:: Records excerpted from a collection ::

— Begin —

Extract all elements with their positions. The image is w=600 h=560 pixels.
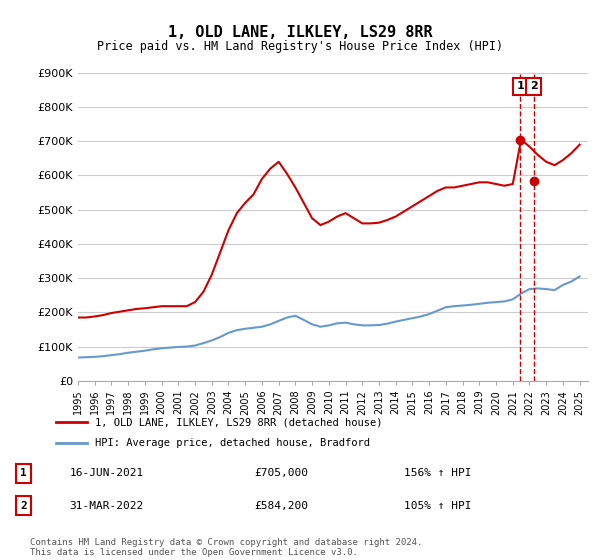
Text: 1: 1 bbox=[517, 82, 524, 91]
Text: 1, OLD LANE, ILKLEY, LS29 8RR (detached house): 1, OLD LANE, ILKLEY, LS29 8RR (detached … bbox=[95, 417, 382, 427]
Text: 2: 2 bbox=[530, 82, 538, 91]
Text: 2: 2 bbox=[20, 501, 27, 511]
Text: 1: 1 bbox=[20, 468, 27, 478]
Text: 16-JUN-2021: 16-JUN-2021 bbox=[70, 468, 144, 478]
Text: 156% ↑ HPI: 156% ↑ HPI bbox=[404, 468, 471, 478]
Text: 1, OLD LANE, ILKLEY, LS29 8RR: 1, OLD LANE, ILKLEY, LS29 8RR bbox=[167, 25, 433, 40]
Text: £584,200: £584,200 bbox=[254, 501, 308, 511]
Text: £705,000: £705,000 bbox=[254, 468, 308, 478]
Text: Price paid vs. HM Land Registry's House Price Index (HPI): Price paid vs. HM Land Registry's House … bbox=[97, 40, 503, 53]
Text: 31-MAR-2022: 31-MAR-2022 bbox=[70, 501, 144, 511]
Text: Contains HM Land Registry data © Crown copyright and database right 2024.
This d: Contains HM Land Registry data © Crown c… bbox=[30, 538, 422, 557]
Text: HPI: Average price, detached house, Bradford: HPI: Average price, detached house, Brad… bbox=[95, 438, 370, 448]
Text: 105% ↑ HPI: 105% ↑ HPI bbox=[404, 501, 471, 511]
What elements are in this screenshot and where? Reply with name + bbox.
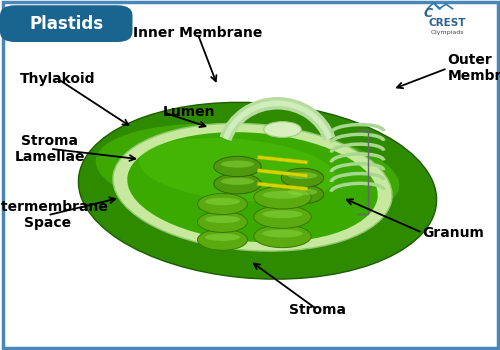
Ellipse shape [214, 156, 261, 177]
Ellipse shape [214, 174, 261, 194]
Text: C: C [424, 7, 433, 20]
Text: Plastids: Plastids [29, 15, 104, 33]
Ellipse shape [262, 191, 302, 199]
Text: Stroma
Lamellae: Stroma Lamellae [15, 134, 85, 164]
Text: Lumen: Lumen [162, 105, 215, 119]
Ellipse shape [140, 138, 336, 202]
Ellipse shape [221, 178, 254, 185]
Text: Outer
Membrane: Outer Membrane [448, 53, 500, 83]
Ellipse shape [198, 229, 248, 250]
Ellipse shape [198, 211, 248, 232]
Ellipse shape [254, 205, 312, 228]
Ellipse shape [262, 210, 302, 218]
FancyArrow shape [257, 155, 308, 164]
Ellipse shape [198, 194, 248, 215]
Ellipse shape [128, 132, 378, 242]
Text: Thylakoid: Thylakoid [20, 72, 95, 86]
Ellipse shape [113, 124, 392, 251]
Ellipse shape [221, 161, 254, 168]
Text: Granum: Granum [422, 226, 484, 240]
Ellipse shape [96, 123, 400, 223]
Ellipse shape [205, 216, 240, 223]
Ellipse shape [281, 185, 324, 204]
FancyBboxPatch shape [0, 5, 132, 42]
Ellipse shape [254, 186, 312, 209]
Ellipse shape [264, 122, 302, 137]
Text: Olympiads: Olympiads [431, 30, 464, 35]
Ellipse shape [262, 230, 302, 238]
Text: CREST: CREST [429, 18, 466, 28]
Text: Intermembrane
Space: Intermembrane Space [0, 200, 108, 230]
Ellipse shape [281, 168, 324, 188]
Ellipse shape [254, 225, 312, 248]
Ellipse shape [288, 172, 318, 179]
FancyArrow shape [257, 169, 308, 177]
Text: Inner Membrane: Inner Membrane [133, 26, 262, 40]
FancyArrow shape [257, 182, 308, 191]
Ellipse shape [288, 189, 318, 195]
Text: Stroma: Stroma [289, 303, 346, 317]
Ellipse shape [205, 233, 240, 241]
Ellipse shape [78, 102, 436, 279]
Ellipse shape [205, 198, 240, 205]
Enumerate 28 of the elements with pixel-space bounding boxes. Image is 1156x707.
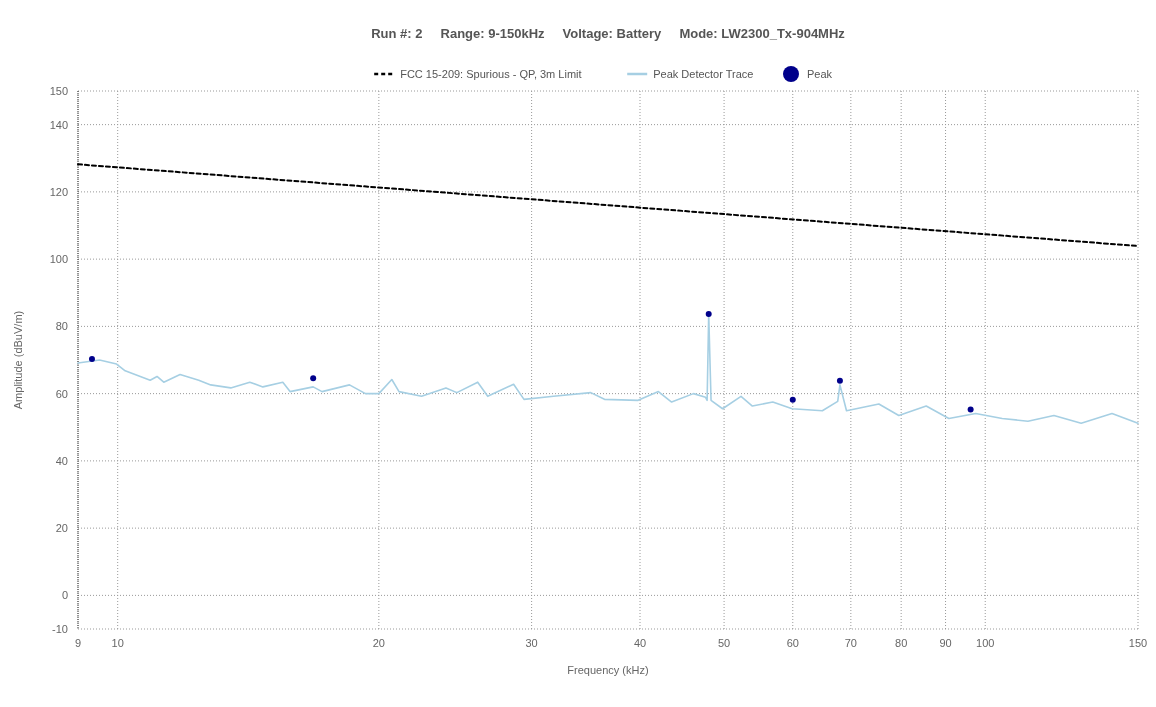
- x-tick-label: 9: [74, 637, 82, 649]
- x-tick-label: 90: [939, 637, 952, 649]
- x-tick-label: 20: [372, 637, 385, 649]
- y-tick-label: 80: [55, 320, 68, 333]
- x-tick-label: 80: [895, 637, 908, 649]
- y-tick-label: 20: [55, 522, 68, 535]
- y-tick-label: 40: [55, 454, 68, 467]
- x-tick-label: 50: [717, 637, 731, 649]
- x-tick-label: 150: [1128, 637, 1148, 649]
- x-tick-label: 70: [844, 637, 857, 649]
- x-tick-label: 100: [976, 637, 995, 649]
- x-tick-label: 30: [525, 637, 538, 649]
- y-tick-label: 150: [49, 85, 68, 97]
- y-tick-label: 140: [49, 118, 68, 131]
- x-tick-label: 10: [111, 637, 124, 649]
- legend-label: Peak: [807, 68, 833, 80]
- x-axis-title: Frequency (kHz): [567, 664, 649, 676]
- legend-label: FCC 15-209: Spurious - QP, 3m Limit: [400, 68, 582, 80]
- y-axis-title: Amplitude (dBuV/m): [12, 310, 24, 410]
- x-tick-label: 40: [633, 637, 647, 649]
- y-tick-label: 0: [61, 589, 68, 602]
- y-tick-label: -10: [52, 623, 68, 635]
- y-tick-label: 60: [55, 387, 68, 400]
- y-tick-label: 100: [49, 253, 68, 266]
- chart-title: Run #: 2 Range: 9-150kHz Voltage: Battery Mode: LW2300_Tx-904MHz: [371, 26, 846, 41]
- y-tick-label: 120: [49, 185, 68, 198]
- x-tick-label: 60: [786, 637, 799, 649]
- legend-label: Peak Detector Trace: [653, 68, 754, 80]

— End —

:: CHALLENGE ::
Set down the lines shown above without any changes, starting with the line that contains "Text: 1: 1 bbox=[517, 82, 524, 91]" and going on through the line that contains "Text: 31-MAR-2022: 31-MAR-2022", both included.

:: EXPECTED ANSWER ::
Text: 1: 1 bbox=[517, 82, 524, 91]
Text: 1, OLD LANE, ILKLEY, LS29 8RR (detached house): 1, OLD LANE, ILKLEY, LS29 8RR (detached … bbox=[95, 417, 382, 427]
Text: 2: 2 bbox=[530, 82, 538, 91]
Text: 2: 2 bbox=[20, 501, 27, 511]
Text: 1: 1 bbox=[20, 468, 27, 478]
Text: 16-JUN-2021: 16-JUN-2021 bbox=[70, 468, 144, 478]
Text: 156% ↑ HPI: 156% ↑ HPI bbox=[404, 468, 471, 478]
Text: 1, OLD LANE, ILKLEY, LS29 8RR: 1, OLD LANE, ILKLEY, LS29 8RR bbox=[167, 25, 433, 40]
Text: £584,200: £584,200 bbox=[254, 501, 308, 511]
Text: £705,000: £705,000 bbox=[254, 468, 308, 478]
Text: Price paid vs. HM Land Registry's House Price Index (HPI): Price paid vs. HM Land Registry's House … bbox=[97, 40, 503, 53]
Text: 31-MAR-2022: 31-MAR-2022 bbox=[70, 501, 144, 511]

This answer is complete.